§ **Task requirements**
1. Retype from the family milestone reflections, from "This past year marked" up to and including "remain an inspiration.".
2. Decide whether each statement below agrees with the family milestone reflections. Answer yes or no for each, and quote the deciding words from the reflections.
(a) In the first response, the writer has been at a low point with their father for several years.
(b) The book of testimony was the writer's own original gift idea.
(c) The parents' reaction to the book was recorded on video.
3. Carry on the family milestone reflections from where they stop.

§ **Page text**
=== Section Start ===

Think about a major milestone that happened with your family this past year. How has this affected you?
I've been trying to open communication with my family this past year, especially when it comes to discussing more negative aspects of our interactions with each other. I've been thinking far more about aspects of my upbringing in terms of the patterns of reward and consequent I learned were to be expected, and the attitudes I internalized as universal. I've been at a low-point in my relationship with my father for a number of years now, and in a difficult spot attempting to manage my mother's happiness in the way she has always managed mine. It affects me in that it gives me an actual motivation to one day raise a human from youth, in that there is an opportunity to set different expectations for communication patterns, general emotional openness and intelligence, and honesty.
This past year marked my parent's 30th wedding anniversary. They are the perfect model of a loving and in-progress relationship, and my siblings faced a great challenge in commemorating this milestone. I imitated a friends' gift idea, and we created a book of testimony in their honor: reaching out to all of their many friends and colleagues; soliciting their warm wishes, stories, photos, and poems; and compiling them into an unforgettable book. Their reaction upon receiving it was of genuine surprise and immense gratitude (and thankfully videotaped). More importantly, as I embark on my own married adventure, they remain an inspiration.

=== Section End ===

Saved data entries

=== Section Start ===

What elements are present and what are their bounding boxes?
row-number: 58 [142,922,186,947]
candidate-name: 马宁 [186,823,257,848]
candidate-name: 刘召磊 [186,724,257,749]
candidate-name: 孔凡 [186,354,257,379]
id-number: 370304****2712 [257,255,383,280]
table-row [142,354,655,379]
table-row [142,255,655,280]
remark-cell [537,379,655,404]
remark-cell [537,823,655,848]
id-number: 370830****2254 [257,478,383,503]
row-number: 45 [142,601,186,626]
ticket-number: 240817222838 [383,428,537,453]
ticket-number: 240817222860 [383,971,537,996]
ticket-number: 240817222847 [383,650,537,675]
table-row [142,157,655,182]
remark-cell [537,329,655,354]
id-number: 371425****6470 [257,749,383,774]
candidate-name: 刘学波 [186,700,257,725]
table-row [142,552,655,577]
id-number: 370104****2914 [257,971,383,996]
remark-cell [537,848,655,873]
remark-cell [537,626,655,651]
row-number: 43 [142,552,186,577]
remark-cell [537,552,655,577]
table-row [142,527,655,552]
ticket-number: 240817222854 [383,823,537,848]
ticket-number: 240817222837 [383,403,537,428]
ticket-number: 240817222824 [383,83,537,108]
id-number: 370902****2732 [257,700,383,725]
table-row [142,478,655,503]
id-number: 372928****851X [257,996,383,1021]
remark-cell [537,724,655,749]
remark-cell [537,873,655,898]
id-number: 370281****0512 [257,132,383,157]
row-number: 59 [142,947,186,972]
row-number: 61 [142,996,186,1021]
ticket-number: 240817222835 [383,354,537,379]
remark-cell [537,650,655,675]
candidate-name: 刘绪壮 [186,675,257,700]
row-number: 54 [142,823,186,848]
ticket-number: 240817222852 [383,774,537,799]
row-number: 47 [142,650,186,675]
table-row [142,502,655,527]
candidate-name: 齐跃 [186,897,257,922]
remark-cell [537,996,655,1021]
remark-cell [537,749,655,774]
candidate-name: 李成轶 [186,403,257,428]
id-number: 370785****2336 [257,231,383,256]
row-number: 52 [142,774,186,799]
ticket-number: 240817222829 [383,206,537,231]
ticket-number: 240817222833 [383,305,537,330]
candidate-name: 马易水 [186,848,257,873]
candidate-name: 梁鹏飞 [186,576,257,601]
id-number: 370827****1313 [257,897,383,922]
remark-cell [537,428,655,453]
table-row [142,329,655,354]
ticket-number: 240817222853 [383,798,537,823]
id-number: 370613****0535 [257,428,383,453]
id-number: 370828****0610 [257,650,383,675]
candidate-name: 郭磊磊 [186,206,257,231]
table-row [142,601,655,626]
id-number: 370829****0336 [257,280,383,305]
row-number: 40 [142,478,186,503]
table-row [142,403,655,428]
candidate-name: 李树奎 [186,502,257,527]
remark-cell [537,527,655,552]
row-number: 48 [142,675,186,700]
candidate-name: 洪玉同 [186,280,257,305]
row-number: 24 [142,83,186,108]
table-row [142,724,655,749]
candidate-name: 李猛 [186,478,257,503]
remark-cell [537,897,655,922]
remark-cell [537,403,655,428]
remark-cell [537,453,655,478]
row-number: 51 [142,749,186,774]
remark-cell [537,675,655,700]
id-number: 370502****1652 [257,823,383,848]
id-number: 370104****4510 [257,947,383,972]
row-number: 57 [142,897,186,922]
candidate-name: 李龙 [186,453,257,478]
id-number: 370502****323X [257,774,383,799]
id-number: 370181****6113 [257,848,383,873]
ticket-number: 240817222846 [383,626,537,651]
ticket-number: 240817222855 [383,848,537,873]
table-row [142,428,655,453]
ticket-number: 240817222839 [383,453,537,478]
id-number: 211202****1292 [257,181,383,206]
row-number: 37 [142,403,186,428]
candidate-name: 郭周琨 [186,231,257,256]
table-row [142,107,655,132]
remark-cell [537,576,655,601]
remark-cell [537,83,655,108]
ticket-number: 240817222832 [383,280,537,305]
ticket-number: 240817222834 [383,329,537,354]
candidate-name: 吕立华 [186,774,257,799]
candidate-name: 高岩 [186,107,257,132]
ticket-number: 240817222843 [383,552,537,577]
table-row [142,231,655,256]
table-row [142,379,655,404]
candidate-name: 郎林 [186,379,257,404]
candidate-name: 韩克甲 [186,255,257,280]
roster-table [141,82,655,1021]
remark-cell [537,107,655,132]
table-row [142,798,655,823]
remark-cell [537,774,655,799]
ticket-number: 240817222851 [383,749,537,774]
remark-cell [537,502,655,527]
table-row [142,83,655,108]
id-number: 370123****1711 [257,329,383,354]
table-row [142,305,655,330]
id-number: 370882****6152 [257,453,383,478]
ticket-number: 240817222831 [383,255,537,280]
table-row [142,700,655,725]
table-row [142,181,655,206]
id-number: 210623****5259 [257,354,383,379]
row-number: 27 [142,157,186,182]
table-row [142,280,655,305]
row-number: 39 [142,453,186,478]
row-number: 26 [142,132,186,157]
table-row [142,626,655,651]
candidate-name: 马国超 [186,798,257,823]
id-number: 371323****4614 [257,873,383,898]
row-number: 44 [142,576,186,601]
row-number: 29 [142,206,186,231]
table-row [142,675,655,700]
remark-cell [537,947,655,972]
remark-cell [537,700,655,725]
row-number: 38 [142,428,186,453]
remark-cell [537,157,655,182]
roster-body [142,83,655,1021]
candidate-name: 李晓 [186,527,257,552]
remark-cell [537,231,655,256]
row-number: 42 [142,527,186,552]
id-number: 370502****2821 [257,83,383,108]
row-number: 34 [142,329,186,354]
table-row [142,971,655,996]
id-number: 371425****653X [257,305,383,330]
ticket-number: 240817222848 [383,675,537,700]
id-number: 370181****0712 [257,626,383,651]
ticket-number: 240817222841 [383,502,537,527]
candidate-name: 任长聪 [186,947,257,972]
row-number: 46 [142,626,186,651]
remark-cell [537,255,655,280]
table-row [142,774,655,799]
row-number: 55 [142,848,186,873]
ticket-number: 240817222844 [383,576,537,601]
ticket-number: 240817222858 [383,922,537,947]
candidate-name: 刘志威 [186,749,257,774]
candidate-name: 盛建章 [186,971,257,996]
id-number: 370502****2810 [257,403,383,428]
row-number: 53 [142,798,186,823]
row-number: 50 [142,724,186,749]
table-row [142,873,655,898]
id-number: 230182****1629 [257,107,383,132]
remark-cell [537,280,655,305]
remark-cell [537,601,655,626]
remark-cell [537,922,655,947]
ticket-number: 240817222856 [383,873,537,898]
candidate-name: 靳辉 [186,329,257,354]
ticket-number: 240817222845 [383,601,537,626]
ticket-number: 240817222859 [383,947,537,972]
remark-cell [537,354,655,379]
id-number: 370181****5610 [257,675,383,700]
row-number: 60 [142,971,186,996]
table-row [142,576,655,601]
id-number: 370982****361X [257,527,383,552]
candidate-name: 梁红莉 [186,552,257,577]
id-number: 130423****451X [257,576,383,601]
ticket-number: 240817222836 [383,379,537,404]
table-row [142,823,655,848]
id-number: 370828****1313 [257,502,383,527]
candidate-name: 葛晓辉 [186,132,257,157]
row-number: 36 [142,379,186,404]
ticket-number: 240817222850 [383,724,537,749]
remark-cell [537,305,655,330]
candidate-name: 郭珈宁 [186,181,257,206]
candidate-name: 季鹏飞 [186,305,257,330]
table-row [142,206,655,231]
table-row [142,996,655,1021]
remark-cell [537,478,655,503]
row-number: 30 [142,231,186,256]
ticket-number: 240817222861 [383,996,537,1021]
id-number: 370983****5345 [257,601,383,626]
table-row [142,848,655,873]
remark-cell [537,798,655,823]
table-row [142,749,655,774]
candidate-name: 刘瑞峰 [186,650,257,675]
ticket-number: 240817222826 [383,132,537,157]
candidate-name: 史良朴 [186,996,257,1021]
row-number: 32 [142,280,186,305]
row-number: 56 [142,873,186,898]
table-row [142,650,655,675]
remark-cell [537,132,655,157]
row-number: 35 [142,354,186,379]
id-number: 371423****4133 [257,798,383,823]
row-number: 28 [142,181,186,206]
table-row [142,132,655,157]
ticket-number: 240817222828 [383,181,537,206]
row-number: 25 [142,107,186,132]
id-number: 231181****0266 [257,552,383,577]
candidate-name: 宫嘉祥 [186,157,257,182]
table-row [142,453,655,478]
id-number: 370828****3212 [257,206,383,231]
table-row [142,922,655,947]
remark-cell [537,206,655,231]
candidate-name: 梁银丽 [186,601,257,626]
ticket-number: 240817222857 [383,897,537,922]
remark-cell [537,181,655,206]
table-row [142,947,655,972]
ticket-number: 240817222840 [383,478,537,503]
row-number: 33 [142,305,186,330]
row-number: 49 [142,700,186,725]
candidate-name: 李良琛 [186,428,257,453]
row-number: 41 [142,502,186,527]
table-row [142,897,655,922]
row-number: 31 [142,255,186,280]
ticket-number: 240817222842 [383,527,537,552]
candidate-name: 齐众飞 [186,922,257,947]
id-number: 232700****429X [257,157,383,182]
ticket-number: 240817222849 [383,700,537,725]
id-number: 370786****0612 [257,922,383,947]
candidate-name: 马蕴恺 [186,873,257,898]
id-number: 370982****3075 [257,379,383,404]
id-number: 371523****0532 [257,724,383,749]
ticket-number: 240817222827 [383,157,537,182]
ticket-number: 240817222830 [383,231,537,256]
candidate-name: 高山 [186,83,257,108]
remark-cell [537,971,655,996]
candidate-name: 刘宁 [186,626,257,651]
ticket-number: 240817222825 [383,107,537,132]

=== Section End ===

§ **Answers provided**
1.
This past year marked my parent's 30th wedding anniversary. They are the perfect model of a loving and in-progress relationship, and my siblings faced a great challenge in commemorating this milestone. I imitated a friends' gift idea, and we created a book of testimony in their honor: reaching out to all of their many friends and colleagues; soliciting their warm wishes, stories, photos, and poems; and compiling them into an unforgettable book. Their reaction upon receiving it was of genuine surprise and immense gratitude (and thankfully videotaped). More importantly, as I embark on my own married adventure, they remain an inspiration.

2.
(a) Yes: "I've been at a low-point in my relationship with my father for a number of years now"
(b) No: "I imitated a friends' gift idea"
(c) Yes: "(and thankfully videotaped)"

3.
My youngest daughter turned 18 and graduated from high school. She's had some significant struggles during the past few years and this has been a challenging transition into adulthood. I am trying to take some of the energy I have put into raising her over the last 18 years and channel it into my own health and self-care, and my marriage, work, and friends.
My brother got married and my sister got engaged. Everyone's settling down and getting old and mature and stuff. It's exciting and fun planning weddings and nice getting new family. But at the same time I'm a little sad about my sister not being as much mine anymore, and getting a little more separation. It also puts the pressure on me- am I next, and will everyone be burned out on weddings by the time mine comes around (if it does)? We shall see.
I started speaking back to my mother this year thanks to my love. My aunt was also diagnosed with dementia which has been very difficult to deal with. My family is somewhat in shambles especially since my aunt doesn’t want to accept her condition. I had to also postpone my master degree in order to take care of her.